◆ **Extrait du texte**:
De plus, le milieu de la gestion d’actif et de la gestion de portefeuille n’a plus de secret pour ce maître des opérations qui a vécu l’explosion des fonds communs de placement dans les années 1990 et l’extraordinaire croissance de Fiera Capital dans les années 2000.
«Le milieu de la gestion d’actif est en croissance partout dans le monde. La richesse va croître de façon importante. Il n’y a aucune inquiétude à avoir de ce côté-là ! L’industrie est porteuse. Il restera à trouver les bonnes équipes de gestionnaires», dit Sylvain Brosseau.
«Plus rien n’est impossible !»
Au cours de son adolescence, Sylvain Brosseau a cru devenir médecin. Ses études universitaires ont rapidement bifurqué vers l’informatique.

◆ **Consigne**: Dites, s'il vous plaît, si chacune des affirmations suivantes concorde avec l'extrait sur Sylvain Brosseau : (a) il a envisagé de devenir médecin pendant son adolescence ; (b) selon lui, le milieu de la gestion d'actif est en recul dans le monde ; (c) ses études universitaires ont porté sur la médecine. Répondez par oui ou non pour chacune en citant les mots décisifs de l'extrait. Seul l'extrait sert de référence.

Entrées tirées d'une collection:
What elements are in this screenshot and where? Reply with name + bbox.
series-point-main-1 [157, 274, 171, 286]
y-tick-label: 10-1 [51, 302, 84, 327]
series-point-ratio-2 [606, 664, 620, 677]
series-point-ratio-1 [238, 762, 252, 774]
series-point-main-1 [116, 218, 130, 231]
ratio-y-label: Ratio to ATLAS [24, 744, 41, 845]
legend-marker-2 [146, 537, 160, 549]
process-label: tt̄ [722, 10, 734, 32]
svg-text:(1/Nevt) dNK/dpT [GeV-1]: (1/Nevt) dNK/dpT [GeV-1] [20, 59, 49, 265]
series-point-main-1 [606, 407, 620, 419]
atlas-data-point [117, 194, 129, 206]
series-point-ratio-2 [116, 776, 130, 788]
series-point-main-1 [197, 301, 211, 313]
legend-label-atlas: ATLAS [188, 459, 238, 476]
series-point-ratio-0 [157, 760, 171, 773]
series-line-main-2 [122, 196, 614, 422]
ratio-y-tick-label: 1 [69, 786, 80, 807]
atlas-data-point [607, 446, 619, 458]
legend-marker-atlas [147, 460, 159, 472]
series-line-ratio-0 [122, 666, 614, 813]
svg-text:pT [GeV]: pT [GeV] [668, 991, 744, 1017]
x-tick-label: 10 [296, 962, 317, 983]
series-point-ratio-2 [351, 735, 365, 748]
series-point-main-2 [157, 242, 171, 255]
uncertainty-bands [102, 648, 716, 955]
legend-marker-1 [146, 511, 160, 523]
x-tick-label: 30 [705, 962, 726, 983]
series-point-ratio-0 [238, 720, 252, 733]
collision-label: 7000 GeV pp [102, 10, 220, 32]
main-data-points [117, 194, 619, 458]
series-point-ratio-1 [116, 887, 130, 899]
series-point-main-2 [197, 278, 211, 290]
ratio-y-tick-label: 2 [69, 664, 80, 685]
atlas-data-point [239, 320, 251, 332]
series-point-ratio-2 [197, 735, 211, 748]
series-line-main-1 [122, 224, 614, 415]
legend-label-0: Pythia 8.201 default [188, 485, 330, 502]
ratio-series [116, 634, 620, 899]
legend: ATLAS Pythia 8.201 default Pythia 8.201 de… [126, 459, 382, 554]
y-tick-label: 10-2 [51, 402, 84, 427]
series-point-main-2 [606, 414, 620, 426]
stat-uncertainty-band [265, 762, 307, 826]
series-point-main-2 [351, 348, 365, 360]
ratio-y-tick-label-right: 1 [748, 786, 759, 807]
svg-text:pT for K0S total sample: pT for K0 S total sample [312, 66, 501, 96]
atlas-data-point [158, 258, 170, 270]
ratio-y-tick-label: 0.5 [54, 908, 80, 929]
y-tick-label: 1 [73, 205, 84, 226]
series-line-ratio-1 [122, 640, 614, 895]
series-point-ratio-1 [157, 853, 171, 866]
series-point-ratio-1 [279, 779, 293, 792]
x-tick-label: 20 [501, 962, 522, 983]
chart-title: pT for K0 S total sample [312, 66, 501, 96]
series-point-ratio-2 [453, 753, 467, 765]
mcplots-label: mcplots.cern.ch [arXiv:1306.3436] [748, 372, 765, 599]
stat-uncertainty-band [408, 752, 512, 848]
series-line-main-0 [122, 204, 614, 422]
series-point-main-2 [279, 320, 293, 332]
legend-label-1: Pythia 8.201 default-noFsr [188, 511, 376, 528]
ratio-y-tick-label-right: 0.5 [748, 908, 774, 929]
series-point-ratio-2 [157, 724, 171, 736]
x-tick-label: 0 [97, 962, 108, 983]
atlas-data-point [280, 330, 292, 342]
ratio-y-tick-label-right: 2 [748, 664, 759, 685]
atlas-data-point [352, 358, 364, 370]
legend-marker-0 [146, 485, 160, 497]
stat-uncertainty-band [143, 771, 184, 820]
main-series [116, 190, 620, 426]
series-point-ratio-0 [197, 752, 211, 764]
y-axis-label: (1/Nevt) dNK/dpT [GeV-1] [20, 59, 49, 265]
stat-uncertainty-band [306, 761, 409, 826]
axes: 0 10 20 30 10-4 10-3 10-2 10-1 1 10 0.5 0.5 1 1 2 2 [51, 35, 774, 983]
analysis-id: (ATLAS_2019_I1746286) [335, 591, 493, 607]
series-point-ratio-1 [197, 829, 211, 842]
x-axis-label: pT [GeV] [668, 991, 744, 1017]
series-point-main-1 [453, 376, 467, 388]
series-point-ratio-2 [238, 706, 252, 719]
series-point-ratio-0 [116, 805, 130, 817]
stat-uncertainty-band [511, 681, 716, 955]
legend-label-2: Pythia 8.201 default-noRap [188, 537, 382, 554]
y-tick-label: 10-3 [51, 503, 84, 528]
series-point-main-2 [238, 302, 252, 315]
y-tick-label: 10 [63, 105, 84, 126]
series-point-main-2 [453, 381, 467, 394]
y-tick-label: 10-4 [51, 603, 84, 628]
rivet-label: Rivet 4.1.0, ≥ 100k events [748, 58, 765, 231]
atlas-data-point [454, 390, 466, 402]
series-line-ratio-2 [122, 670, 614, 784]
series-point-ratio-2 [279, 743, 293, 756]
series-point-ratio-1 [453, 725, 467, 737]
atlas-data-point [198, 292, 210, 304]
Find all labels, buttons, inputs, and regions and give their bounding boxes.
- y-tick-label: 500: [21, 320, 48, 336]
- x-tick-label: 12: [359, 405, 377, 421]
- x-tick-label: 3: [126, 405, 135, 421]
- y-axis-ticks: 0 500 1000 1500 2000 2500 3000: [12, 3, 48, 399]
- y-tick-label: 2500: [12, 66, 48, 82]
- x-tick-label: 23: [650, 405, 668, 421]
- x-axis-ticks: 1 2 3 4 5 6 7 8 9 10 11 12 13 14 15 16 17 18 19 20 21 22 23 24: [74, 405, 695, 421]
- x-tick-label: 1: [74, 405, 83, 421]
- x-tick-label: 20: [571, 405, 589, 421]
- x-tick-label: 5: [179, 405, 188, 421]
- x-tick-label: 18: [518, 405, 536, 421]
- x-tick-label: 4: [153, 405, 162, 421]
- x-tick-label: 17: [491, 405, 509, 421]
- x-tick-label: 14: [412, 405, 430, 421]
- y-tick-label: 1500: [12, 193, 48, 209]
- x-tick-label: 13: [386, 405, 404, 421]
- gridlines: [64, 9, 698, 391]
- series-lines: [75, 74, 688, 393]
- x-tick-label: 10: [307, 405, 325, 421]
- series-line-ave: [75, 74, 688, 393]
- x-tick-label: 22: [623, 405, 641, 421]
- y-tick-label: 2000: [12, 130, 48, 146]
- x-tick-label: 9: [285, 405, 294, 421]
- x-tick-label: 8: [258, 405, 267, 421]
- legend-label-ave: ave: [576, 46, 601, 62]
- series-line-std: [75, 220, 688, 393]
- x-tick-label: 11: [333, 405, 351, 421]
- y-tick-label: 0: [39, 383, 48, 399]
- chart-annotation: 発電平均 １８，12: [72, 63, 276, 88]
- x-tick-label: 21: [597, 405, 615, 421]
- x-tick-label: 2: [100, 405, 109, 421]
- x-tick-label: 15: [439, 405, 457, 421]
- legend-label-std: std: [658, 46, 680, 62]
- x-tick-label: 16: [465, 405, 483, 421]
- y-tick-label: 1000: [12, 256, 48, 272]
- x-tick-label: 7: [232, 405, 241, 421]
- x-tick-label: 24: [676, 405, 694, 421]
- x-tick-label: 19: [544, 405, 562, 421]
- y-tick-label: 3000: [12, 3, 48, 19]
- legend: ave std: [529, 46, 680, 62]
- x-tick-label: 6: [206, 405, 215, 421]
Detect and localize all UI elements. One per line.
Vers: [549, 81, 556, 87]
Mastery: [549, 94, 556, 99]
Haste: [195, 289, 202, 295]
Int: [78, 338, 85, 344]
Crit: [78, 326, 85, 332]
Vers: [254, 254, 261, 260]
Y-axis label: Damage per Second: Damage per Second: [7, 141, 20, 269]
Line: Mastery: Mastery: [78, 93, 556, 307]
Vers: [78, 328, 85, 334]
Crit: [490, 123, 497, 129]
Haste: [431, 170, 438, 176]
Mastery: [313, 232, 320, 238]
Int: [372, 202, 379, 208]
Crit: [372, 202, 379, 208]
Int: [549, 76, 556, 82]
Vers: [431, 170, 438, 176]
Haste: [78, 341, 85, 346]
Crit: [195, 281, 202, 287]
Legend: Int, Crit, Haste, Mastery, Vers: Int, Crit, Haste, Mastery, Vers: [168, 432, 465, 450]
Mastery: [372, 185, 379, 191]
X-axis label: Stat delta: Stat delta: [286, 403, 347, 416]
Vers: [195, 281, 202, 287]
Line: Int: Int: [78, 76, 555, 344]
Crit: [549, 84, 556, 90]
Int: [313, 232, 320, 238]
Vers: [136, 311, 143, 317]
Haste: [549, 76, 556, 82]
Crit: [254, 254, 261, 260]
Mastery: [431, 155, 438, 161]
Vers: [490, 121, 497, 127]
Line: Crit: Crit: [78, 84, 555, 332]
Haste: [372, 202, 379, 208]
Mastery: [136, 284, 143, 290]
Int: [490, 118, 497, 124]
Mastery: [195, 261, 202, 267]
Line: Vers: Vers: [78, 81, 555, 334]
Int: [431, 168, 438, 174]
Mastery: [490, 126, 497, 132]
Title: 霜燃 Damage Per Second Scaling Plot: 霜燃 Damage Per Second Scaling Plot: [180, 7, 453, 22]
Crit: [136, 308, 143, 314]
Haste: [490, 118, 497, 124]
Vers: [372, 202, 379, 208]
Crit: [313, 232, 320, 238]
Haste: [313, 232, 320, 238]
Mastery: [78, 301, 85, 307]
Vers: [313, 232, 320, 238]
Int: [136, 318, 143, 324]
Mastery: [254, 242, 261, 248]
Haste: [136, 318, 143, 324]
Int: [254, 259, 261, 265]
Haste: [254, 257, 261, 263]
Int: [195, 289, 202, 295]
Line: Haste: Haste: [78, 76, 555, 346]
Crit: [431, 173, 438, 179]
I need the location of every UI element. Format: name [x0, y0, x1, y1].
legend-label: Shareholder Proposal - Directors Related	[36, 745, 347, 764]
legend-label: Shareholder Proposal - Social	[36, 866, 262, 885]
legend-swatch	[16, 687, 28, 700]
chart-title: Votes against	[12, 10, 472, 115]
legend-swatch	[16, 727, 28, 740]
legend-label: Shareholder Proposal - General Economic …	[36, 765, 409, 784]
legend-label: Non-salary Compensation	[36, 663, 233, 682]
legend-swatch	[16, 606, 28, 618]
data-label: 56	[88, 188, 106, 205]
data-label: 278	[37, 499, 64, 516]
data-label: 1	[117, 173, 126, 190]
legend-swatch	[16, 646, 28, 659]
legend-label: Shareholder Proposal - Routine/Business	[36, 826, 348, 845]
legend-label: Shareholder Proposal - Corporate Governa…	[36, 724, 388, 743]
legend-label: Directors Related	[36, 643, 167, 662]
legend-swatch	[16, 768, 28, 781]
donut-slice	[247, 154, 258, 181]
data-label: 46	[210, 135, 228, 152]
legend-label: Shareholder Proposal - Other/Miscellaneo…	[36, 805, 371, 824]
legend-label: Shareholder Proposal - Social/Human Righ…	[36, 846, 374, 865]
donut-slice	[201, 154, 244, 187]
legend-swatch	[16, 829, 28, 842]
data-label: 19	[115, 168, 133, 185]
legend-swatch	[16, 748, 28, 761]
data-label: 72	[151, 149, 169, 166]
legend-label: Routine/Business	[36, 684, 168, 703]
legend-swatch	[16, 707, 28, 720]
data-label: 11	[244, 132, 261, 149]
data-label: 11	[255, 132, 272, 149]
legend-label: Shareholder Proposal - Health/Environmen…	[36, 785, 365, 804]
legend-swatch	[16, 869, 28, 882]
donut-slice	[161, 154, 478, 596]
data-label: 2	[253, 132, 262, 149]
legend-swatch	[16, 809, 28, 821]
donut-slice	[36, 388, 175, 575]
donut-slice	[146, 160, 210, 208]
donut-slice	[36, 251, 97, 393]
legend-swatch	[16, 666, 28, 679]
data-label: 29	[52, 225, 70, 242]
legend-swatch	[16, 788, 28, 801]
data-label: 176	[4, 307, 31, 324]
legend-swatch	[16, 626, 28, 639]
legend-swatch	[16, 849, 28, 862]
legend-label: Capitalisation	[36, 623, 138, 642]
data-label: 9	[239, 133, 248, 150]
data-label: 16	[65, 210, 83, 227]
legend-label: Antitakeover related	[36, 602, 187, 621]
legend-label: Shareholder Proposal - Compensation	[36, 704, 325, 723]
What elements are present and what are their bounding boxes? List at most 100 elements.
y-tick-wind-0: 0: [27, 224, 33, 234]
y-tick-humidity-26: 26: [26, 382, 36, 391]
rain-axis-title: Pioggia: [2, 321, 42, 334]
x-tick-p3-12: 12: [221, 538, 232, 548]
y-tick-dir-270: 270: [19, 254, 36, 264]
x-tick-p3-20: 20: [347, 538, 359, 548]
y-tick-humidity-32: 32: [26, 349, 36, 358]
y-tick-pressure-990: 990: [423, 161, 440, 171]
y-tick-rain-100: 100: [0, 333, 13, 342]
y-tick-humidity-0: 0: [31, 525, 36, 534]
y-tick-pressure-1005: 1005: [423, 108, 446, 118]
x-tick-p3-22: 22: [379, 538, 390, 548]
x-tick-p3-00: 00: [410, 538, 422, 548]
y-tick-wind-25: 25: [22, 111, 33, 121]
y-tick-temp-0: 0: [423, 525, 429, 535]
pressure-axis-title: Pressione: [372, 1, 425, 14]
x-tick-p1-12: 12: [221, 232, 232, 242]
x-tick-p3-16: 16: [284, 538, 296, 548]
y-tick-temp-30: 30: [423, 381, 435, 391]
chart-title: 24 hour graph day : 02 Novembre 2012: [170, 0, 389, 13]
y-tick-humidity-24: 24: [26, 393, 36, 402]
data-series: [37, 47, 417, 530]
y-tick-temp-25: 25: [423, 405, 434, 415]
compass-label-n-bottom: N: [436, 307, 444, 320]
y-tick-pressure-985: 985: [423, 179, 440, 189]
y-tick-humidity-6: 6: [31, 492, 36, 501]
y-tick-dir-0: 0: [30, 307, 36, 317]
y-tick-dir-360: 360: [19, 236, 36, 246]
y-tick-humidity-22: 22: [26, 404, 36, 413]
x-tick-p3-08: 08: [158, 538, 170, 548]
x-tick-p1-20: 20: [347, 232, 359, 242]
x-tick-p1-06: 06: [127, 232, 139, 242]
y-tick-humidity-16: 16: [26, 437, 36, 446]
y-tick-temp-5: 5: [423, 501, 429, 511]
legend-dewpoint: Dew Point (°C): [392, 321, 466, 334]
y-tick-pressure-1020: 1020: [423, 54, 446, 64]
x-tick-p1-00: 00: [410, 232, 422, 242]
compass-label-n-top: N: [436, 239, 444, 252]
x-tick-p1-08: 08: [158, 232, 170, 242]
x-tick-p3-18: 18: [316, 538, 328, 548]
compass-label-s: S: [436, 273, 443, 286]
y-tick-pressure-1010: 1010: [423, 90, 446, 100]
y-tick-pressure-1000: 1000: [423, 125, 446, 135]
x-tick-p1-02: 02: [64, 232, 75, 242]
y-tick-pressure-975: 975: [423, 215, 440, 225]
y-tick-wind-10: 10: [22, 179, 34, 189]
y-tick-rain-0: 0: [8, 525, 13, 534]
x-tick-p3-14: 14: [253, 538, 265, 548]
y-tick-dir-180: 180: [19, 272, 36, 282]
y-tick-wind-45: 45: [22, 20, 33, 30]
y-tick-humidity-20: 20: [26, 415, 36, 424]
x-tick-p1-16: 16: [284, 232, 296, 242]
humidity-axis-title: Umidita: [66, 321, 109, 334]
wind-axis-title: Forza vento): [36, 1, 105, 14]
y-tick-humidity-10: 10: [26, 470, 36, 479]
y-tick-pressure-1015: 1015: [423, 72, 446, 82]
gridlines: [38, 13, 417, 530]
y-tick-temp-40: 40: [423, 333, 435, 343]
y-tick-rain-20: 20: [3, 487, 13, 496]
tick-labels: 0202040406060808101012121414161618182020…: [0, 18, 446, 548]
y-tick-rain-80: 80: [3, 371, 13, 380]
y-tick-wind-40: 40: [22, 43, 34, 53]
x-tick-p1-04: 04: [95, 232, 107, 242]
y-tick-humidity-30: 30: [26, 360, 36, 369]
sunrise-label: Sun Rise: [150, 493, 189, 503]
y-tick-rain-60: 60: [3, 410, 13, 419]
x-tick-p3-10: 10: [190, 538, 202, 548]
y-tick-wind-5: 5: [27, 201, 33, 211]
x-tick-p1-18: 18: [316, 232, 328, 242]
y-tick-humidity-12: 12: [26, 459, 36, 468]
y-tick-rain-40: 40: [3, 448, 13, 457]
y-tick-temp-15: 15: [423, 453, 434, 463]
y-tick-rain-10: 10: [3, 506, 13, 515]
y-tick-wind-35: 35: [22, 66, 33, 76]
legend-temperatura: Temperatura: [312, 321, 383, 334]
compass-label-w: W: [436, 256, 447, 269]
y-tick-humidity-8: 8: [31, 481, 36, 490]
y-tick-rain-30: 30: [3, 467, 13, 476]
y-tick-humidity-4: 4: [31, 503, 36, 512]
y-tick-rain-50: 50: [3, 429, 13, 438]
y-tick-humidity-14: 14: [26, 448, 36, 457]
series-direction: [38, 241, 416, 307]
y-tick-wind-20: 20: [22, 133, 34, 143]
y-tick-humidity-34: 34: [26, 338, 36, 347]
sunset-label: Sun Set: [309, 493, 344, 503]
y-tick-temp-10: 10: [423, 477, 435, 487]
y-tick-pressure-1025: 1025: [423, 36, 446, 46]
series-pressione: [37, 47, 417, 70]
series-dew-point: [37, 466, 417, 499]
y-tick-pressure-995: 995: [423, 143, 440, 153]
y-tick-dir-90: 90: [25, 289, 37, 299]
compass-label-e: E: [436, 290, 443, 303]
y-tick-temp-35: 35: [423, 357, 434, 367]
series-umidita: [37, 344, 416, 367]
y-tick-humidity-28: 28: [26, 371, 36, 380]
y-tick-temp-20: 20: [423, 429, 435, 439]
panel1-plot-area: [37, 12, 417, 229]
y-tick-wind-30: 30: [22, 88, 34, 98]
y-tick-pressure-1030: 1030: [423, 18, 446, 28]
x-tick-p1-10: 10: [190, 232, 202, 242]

◆ **Votre réponse**:
(a) Oui : « Au cours de son adolescence, Sylvain Brosseau a cru devenir médecin. »
(b) Non : « Le milieu de la gestion d’actif est en croissance partout dans le monde. »
(c) Non : « Ses études universitaires ont rapidement bifurqué vers l’informatique. »